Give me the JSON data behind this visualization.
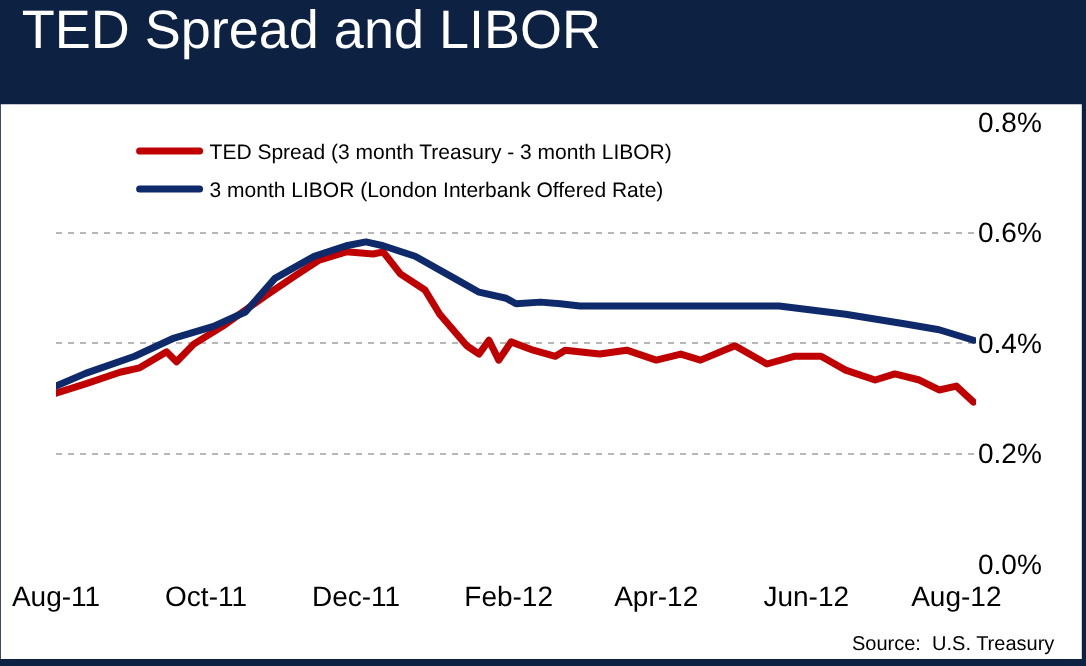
{
  "chart_data": {
    "type": "line",
    "title": "TED Spread and LIBOR",
    "x": [
      "2011-08-01",
      "2011-08-13",
      "2011-08-27",
      "2011-09-04",
      "2011-09-15",
      "2011-09-19",
      "2011-09-26",
      "2011-10-09",
      "2011-10-25",
      "2011-11-06",
      "2011-11-16",
      "2011-11-27",
      "2011-12-08",
      "2011-12-12",
      "2011-12-19",
      "2011-12-29",
      "2012-01-04",
      "2012-01-15",
      "2012-01-20",
      "2012-01-24",
      "2012-01-28",
      "2012-02-02",
      "2012-02-11",
      "2012-02-20",
      "2012-02-24",
      "2012-03-09",
      "2012-03-20",
      "2012-04-01",
      "2012-04-11",
      "2012-04-19",
      "2012-05-03",
      "2012-05-16",
      "2012-05-27",
      "2012-06-07",
      "2012-06-17",
      "2012-06-29",
      "2012-07-07",
      "2012-07-17",
      "2012-07-25",
      "2012-08-01",
      "2012-08-08"
    ],
    "series": [
      {
        "name": "TED Spread (3 month Treasury - 3 month LIBOR)",
        "color": "#c00000",
        "values": [
          0.309,
          0.326,
          0.347,
          0.355,
          0.384,
          0.366,
          0.398,
          0.434,
          0.485,
          0.521,
          0.55,
          0.565,
          0.561,
          0.565,
          0.525,
          0.496,
          0.452,
          0.395,
          0.38,
          0.405,
          0.369,
          0.402,
          0.387,
          0.376,
          0.387,
          0.38,
          0.387,
          0.369,
          0.38,
          0.369,
          0.395,
          0.362,
          0.376,
          0.376,
          0.351,
          0.333,
          0.344,
          0.333,
          0.315,
          0.322,
          0.293
        ]
      },
      {
        "name": "3 month LIBOR (London Interbank Offered Rate)",
        "color": "#0f2a6b",
        "x": [
          "2011-08-01",
          "2011-08-13",
          "2011-09-02",
          "2011-09-18",
          "2011-10-04",
          "2011-10-17",
          "2011-10-29",
          "2011-11-14",
          "2011-11-27",
          "2011-12-05",
          "2011-12-12",
          "2011-12-25",
          "2012-01-10",
          "2012-01-20",
          "2012-01-31",
          "2012-02-04",
          "2012-02-14",
          "2012-02-22",
          "2012-03-01",
          "2012-04-08",
          "2012-05-21",
          "2012-06-17",
          "2012-07-12",
          "2012-07-25",
          "2012-08-08"
        ],
        "values": [
          0.322,
          0.345,
          0.376,
          0.409,
          0.43,
          0.456,
          0.517,
          0.557,
          0.576,
          0.583,
          0.576,
          0.557,
          0.517,
          0.492,
          0.481,
          0.471,
          0.474,
          0.471,
          0.467,
          0.467,
          0.467,
          0.452,
          0.434,
          0.424,
          0.405
        ]
      }
    ],
    "xlim": [
      "2011-08-01",
      "2012-08-09"
    ],
    "xticks": [
      {
        "value": "2011-08-01",
        "label": "Aug-11"
      },
      {
        "value": "2011-10-01",
        "label": "Oct-11"
      },
      {
        "value": "2011-12-01",
        "label": "Dec-11"
      },
      {
        "value": "2012-02-01",
        "label": "Feb-12"
      },
      {
        "value": "2012-04-01",
        "label": "Apr-12"
      },
      {
        "value": "2012-06-01",
        "label": "Jun-12"
      },
      {
        "value": "2012-08-01",
        "label": "Aug-12"
      }
    ],
    "ylim": [
      0,
      0.8
    ],
    "yticks": [
      {
        "value": 0,
        "label": "0.0%"
      },
      {
        "value": 0.2,
        "label": "0.2%"
      },
      {
        "value": 0.4,
        "label": "0.4%"
      },
      {
        "value": 0.6,
        "label": "0.6%"
      },
      {
        "value": 0.8,
        "label": "0.8%"
      }
    ],
    "grid": "y",
    "legend": "top left",
    "marker": "none",
    "line_style": "solid",
    "annotations": [
      "Source:  U.S. Treasury"
    ]
  }
}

• • • •

Repeat every record above exactly, but leave out any pictures.

#### [RESPONSE TO THE TASK]
Give me the JSON data behind this visualization.
{
  "chart_data": {
    "type": "line",
    "title": "TED Spread and LIBOR",
    "x": [
      "2011-08-01",
      "2011-08-13",
      "2011-08-27",
      "2011-09-04",
      "2011-09-15",
      "2011-09-19",
      "2011-09-26",
      "2011-10-09",
      "2011-10-25",
      "2011-11-06",
      "2011-11-16",
      "2011-11-27",
      "2011-12-08",
      "2011-12-12",
      "2011-12-19",
      "2011-12-29",
      "2012-01-04",
      "2012-01-15",
      "2012-01-20",
      "2012-01-24",
      "2012-01-28",
      "2012-02-02",
      "2012-02-11",
      "2012-02-20",
      "2012-02-24",
      "2012-03-09",
      "2012-03-20",
      "2012-04-01",
      "2012-04-11",
      "2012-04-19",
      "2012-05-03",
      "2012-05-16",
      "2012-05-27",
      "2012-06-07",
      "2012-06-17",
      "2012-06-29",
      "2012-07-07",
      "2012-07-17",
      "2012-07-25",
      "2012-08-01",
      "2012-08-08"
    ],
    "series": [
      {
        "name": "TED Spread (3 month Treasury - 3 month LIBOR)",
        "color": "#c00000",
        "values": [
          0.309,
          0.326,
          0.347,
          0.355,
          0.384,
          0.366,
          0.398,
          0.434,
          0.485,
          0.521,
          0.55,
          0.565,
          0.561,
          0.565,
          0.525,
          0.496,
          0.452,
          0.395,
          0.38,
          0.405,
          0.369,
          0.402,
          0.387,
          0.376,
          0.387,
          0.38,
          0.387,
          0.369,
          0.38,
          0.369,
          0.395,
          0.362,
          0.376,
          0.376,
          0.351,
          0.333,
          0.344,
          0.333,
          0.315,
          0.322,
          0.293
        ]
      },
      {
        "name": "3 month LIBOR (London Interbank Offered Rate)",
        "color": "#0f2a6b",
        "x": [
          "2011-08-01",
          "2011-08-13",
          "2011-09-02",
          "2011-09-18",
          "2011-10-04",
          "2011-10-17",
          "2011-10-29",
          "2011-11-14",
          "2011-11-27",
          "2011-12-05",
          "2011-12-12",
          "2011-12-25",
          "2012-01-10",
          "2012-01-20",
          "2012-01-31",
          "2012-02-04",
          "2012-02-14",
          "2012-02-22",
          "2012-03-01",
          "2012-04-08",
          "2012-05-21",
          "2012-06-17",
          "2012-07-12",
          "2012-07-25",
          "2012-08-08"
        ],
        "values": [
          0.322,
          0.345,
          0.376,
          0.409,
          0.43,
          0.456,
          0.517,
          0.557,
          0.576,
          0.583,
          0.576,
          0.557,
          0.517,
          0.492,
          0.481,
          0.471,
          0.474,
          0.471,
          0.467,
          0.467,
          0.467,
          0.452,
          0.434,
          0.424,
          0.405
        ]
      }
    ],
    "xlim": [
      "2011-08-01",
      "2012-08-09"
    ],
    "xticks": [
      {
        "value": "2011-08-01",
        "label": "Aug-11"
      },
      {
        "value": "2011-10-01",
        "label": "Oct-11"
      },
      {
        "value": "2011-12-01",
        "label": "Dec-11"
      },
      {
        "value": "2012-02-01",
        "label": "Feb-12"
      },
      {
        "value": "2012-04-01",
        "label": "Apr-12"
      },
      {
        "value": "2012-06-01",
        "label": "Jun-12"
      },
      {
        "value": "2012-08-01",
        "label": "Aug-12"
      }
    ],
    "ylim": [
      0,
      0.8
    ],
    "yticks": [
      {
        "value": 0,
        "label": "0.0%"
      },
      {
        "value": 0.2,
        "label": "0.2%"
      },
      {
        "value": 0.4,
        "label": "0.4%"
      },
      {
        "value": 0.6,
        "label": "0.6%"
      },
      {
        "value": 0.8,
        "label": "0.8%"
      }
    ],
    "grid": "y",
    "legend": "top left",
    "marker": "none",
    "line_style": "solid",
    "annotations": [
      "Source:  U.S. Treasury"
    ]
  }
}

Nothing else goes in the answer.